Task brief »
All of the lines below are to be transcribed faithfully, with pictures excluded from the copy.
-- Data for processing start --
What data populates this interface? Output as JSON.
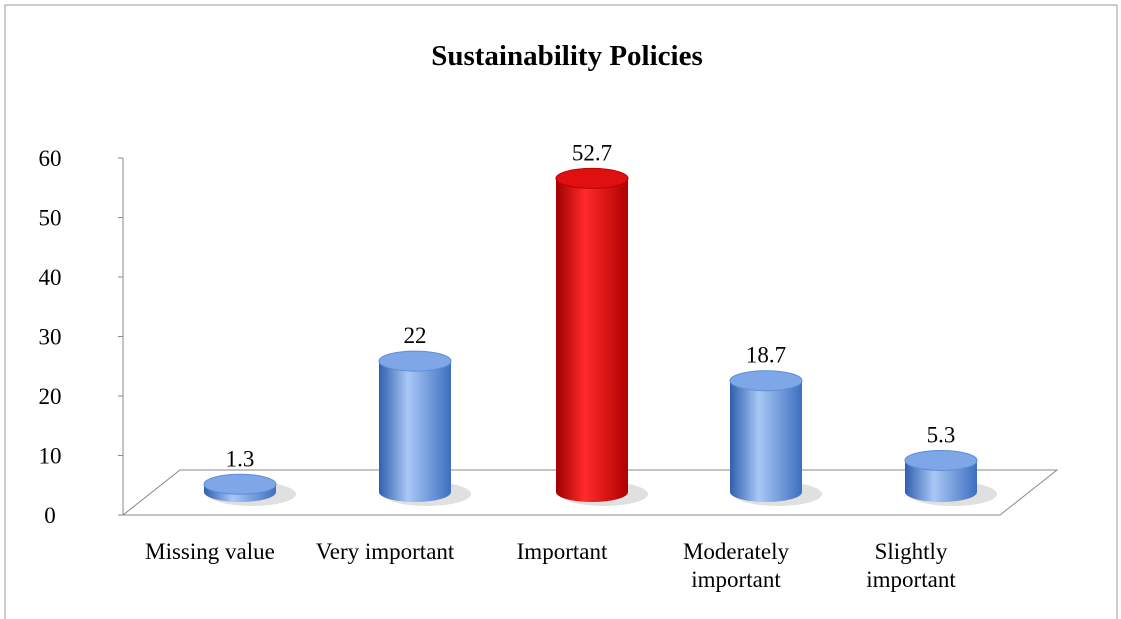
{
  "chart_data": {
    "type": "bar",
    "title": "Sustainability Policies",
    "categories": [
      "Missing value",
      "Very important",
      "Important",
      "Moderately important",
      "Slightly important"
    ],
    "values": [
      1.3,
      22,
      52.7,
      18.7,
      5.3
    ],
    "colors": [
      "#5b8fd9",
      "#5b8fd9",
      "#e00000",
      "#5b8fd9",
      "#5b8fd9"
    ],
    "ylim": [
      0,
      60
    ],
    "yticks": [
      0,
      10,
      20,
      30,
      40,
      50,
      60
    ]
  }
}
-- Data for processing end --
Answer for the task »
What data populates this interface? Output as JSON.
{
  "chart_data": {
    "type": "bar",
    "title": "Sustainability Policies",
    "categories": [
      "Missing value",
      "Very important",
      "Important",
      "Moderately important",
      "Slightly important"
    ],
    "values": [
      1.3,
      22,
      52.7,
      18.7,
      5.3
    ],
    "colors": [
      "#5b8fd9",
      "#5b8fd9",
      "#e00000",
      "#5b8fd9",
      "#5b8fd9"
    ],
    "ylim": [
      0,
      60
    ],
    "yticks": [
      0,
      10,
      20,
      30,
      40,
      50,
      60
    ]
  }
}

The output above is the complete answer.